What you need to do:
Locate the lines that hold the string "Schottentor". Copy every such line.

Dataset content:

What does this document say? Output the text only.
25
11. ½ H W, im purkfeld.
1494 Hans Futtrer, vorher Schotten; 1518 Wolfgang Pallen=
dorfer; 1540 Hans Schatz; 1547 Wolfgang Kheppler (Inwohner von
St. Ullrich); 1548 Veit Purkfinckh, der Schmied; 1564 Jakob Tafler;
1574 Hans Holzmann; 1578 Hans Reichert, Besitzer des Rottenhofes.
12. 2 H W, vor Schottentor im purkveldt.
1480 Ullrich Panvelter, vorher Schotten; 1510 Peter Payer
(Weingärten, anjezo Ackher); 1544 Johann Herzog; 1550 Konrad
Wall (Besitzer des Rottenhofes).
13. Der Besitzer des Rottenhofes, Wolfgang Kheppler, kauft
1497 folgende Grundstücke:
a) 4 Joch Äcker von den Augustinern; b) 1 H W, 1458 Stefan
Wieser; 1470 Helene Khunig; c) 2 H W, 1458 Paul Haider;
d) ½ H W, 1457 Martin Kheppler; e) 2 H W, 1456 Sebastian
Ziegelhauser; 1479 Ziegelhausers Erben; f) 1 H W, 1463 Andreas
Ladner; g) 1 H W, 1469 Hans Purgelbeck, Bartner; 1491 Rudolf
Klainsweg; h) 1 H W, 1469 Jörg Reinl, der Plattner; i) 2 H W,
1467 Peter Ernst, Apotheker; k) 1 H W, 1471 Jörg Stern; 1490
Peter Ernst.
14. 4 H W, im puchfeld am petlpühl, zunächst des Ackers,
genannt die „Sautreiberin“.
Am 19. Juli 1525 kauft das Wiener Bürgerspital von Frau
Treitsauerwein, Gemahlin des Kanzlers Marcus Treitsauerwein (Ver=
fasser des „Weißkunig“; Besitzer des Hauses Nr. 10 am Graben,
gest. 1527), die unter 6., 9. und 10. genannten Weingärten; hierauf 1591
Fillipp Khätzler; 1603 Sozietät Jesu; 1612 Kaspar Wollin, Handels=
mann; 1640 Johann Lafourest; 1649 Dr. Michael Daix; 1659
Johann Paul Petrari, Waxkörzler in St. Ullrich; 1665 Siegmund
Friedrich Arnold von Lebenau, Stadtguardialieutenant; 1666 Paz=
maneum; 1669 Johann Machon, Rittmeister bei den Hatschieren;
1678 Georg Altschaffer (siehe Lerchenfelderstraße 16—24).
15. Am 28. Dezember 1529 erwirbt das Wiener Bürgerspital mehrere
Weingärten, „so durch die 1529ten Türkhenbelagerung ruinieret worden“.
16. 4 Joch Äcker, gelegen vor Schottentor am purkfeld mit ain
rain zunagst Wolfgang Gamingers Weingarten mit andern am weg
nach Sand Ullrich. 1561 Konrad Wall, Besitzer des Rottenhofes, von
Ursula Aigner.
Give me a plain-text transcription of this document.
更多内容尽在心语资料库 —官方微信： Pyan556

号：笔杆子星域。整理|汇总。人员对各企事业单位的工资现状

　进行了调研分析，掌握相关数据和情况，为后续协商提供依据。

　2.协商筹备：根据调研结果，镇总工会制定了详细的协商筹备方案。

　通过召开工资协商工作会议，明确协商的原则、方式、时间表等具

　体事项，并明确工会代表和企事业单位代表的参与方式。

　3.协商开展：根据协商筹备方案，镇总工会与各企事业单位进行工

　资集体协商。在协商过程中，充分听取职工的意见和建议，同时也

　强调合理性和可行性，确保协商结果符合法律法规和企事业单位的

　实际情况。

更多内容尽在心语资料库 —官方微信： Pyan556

Exercise result:
12. 2 H W, vor Schottentor im purkveldt.
16. 4 Joch Äcker, gelegen vor Schottentor am purkfeld mit ain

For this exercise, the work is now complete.